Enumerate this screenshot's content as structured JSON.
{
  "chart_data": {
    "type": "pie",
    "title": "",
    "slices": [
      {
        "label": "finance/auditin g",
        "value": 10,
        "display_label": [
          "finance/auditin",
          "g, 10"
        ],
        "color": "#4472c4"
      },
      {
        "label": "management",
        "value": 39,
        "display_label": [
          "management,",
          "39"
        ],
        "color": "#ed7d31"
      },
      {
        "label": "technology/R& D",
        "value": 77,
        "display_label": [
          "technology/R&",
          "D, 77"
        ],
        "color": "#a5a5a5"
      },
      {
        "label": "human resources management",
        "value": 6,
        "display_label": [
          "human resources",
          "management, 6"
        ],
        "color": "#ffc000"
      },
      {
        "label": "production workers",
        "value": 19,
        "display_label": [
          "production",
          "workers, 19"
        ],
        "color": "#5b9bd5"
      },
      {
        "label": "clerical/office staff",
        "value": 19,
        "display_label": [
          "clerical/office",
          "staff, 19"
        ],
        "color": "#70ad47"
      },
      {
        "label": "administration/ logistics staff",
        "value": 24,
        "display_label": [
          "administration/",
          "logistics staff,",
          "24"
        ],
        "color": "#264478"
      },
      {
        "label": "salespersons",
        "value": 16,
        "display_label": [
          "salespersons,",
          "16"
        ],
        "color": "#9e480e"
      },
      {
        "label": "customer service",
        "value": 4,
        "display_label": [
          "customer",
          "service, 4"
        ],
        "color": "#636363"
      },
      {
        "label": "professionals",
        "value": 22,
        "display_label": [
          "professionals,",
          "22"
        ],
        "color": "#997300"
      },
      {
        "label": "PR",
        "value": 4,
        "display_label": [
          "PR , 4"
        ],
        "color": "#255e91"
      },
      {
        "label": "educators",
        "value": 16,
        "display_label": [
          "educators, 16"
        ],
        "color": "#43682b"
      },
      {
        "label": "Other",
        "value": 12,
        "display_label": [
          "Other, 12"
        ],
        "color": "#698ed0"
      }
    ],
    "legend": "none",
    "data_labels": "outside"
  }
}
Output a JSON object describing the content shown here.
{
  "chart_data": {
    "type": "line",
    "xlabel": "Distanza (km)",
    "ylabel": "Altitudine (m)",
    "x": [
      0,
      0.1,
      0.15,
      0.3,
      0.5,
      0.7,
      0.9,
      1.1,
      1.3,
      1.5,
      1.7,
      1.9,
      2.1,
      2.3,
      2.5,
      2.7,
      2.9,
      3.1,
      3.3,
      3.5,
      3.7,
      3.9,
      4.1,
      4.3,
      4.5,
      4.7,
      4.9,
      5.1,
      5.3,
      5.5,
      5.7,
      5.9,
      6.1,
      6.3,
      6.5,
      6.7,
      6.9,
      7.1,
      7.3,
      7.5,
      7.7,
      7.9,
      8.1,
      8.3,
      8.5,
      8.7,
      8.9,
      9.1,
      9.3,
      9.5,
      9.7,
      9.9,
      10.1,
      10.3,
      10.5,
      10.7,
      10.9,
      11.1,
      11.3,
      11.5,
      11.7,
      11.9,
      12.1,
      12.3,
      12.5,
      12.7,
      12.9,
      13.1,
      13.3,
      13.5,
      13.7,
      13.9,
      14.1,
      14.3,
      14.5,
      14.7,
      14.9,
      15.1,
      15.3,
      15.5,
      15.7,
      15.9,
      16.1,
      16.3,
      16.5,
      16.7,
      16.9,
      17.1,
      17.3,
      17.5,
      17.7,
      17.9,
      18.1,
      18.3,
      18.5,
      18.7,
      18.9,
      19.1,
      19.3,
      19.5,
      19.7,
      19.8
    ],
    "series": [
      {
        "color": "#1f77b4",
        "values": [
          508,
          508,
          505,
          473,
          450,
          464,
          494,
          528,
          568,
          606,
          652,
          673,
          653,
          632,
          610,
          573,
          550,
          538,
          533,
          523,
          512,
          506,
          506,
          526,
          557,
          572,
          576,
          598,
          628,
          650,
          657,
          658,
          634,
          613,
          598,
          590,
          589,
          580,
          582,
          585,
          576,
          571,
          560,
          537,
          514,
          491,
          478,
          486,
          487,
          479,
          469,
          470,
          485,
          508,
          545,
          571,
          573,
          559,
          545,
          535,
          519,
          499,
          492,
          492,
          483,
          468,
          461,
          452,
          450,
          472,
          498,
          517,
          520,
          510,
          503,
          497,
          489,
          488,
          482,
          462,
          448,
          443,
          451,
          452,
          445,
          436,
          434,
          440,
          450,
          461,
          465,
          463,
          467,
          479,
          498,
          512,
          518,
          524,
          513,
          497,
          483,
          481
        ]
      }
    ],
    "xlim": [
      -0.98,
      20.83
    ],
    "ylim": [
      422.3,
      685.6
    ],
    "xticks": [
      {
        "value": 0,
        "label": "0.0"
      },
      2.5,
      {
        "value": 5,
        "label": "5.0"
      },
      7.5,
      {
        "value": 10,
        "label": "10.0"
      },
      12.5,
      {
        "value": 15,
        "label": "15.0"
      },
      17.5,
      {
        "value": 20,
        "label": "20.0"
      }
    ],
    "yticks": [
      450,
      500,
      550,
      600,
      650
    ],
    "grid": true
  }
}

_____

Your goal — Go through the listing above and locate each line that holds the word "finance". Copy those lines.

Exercise solution —
        "label": "finance/auditin g",
          "finance/auditin",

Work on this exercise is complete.